- [DATA LINES]
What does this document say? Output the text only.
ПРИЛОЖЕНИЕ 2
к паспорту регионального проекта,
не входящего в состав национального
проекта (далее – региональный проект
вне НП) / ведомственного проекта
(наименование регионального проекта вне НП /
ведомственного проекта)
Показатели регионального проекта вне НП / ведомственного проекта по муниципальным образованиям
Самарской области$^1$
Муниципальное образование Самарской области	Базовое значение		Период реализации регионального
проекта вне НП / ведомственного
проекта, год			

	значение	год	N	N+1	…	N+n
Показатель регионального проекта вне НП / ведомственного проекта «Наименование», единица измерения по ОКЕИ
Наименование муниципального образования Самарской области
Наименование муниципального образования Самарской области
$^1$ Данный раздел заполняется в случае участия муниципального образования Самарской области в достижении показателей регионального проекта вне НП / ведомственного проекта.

---

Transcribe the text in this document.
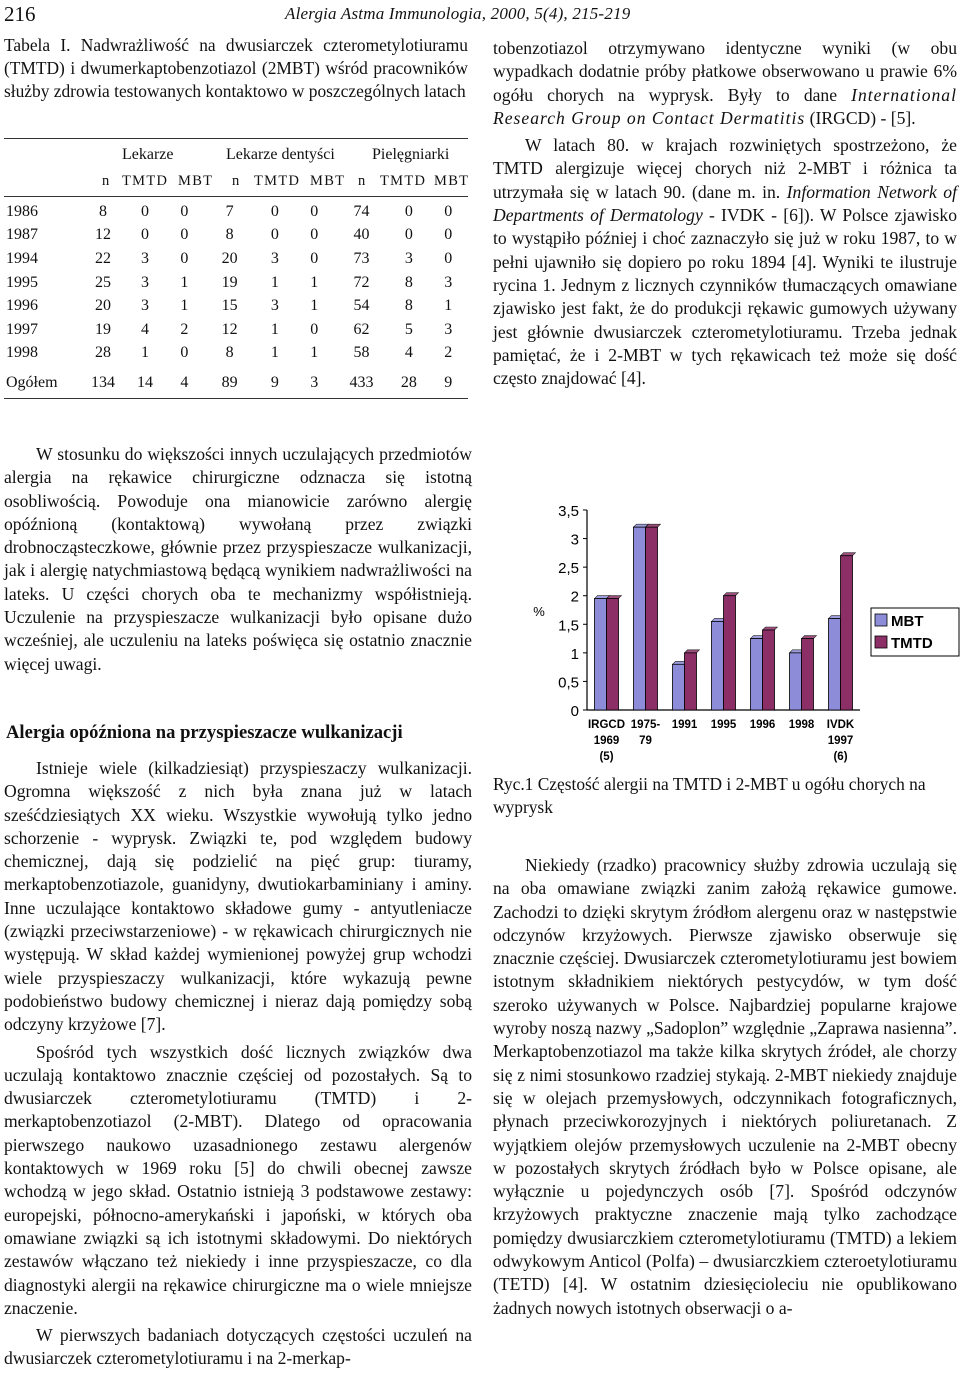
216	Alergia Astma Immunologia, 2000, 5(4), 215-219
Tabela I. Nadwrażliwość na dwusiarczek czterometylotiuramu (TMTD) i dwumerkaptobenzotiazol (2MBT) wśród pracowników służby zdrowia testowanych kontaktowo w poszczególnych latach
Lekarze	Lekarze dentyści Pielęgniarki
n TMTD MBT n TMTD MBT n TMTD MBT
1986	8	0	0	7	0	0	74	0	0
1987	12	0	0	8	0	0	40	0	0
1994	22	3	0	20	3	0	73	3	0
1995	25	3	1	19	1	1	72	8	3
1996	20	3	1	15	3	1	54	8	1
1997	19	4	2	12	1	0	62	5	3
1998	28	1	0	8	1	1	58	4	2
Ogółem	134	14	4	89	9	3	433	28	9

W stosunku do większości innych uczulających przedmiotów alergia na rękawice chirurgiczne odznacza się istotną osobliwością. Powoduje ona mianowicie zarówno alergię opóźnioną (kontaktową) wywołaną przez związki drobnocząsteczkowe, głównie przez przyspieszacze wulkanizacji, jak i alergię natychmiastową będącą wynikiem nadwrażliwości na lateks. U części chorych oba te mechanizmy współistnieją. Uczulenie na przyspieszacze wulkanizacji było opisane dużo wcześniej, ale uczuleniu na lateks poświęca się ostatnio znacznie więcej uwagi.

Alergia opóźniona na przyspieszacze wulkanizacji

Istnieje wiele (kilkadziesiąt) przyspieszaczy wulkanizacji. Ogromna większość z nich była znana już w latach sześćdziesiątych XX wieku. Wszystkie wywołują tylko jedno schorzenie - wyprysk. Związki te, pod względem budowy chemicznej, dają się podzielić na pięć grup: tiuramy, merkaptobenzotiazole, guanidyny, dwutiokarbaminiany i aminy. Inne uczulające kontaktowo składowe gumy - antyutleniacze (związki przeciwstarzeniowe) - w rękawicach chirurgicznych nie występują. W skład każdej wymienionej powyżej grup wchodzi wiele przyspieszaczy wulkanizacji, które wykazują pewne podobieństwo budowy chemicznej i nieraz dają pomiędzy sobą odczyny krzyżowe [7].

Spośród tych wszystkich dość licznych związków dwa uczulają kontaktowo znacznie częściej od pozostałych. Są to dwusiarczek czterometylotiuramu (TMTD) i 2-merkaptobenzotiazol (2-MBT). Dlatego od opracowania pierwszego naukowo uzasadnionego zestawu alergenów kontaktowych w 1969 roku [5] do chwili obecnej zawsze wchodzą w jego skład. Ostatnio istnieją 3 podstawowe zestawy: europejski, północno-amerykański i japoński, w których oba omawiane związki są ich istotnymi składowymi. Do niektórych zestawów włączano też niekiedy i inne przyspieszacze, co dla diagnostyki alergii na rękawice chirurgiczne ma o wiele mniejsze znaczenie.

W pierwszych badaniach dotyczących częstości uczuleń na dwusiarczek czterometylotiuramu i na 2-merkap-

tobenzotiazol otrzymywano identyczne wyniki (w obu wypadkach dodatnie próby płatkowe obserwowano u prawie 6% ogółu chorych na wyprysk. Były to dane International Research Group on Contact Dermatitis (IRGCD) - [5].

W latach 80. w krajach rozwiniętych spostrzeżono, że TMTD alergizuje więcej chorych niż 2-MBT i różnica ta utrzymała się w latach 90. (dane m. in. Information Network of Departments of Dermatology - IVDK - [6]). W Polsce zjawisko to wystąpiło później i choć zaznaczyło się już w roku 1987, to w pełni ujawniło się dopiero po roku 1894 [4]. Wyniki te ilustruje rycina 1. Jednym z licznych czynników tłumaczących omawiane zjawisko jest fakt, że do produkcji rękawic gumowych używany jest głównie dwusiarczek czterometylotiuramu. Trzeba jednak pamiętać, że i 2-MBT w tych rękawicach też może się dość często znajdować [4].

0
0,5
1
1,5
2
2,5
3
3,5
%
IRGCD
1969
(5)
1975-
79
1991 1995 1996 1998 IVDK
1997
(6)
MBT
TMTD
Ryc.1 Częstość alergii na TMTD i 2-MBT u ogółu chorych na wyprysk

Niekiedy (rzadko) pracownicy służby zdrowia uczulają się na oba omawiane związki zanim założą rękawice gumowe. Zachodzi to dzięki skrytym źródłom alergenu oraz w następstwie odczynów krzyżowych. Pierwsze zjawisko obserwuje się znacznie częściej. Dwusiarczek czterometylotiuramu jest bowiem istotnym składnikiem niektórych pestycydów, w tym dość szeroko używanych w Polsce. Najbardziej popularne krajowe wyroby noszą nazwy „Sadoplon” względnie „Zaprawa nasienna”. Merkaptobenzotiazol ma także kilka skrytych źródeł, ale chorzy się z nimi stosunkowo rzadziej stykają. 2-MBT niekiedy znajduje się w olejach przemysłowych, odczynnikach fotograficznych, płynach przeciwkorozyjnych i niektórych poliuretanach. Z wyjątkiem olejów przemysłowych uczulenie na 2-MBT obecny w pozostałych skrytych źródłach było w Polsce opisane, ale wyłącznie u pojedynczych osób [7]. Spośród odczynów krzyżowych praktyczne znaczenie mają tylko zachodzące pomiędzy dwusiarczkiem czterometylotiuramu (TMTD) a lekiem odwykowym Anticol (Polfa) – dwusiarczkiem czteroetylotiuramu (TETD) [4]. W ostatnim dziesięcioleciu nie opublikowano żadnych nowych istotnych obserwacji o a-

==

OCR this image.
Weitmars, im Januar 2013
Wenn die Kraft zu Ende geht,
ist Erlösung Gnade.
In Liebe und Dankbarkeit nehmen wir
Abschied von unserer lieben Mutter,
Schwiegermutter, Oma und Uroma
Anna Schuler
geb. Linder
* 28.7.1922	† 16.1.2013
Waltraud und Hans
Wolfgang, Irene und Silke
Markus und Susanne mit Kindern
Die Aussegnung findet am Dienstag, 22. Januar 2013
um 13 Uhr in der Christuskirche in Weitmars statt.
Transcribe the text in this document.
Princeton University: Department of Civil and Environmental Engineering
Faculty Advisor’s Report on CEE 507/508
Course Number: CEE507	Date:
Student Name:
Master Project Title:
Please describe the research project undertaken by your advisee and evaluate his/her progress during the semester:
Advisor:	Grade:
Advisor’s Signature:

- [GIVEN EXERCISE]
Work out how many lines of the data above contain the string "области" and give the number alone.

- [SOLUTION TO THE EXERCISE]
5